■ **Task objective**
Identify the lines that include the word "Original", then copy all of them.

* start Extracted information *

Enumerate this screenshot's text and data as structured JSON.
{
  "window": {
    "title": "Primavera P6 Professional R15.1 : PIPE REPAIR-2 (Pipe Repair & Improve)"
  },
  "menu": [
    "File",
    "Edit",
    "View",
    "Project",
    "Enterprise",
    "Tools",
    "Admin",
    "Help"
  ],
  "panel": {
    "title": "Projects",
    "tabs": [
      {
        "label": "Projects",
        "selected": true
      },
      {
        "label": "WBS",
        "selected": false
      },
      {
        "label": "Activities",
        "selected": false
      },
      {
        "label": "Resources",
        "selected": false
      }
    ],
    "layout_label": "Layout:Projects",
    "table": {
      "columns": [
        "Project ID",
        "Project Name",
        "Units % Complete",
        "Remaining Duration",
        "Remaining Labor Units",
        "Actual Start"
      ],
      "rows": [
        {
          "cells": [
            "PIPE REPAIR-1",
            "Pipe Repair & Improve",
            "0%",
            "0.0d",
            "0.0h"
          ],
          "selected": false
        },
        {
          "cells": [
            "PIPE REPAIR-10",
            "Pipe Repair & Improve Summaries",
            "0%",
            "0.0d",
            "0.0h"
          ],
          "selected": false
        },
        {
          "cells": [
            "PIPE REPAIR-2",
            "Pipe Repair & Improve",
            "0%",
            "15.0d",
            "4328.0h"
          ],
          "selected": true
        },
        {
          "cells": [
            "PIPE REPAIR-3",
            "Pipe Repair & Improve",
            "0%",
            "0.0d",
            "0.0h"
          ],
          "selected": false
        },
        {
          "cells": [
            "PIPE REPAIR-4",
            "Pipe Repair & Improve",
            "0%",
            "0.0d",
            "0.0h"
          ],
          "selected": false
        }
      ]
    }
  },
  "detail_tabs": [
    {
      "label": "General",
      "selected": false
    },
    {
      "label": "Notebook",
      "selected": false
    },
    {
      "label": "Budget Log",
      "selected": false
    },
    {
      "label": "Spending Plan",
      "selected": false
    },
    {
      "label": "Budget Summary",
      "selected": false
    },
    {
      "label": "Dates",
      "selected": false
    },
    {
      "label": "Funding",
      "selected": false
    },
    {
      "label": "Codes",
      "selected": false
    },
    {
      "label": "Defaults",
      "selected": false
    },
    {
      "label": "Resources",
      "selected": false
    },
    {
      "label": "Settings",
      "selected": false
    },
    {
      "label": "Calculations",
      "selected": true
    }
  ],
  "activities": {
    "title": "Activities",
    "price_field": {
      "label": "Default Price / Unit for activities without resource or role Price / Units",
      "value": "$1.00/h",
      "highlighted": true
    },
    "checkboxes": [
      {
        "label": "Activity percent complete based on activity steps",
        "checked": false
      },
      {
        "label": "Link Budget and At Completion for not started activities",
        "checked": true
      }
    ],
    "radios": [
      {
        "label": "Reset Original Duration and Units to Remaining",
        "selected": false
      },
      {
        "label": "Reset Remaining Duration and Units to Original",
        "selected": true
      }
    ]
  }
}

* end Extracted information *

■ **Exercise response**
        "label": "Reset Original Duration and Units to Remaining",
        "label": "Reset Remaining Duration and Units to Original",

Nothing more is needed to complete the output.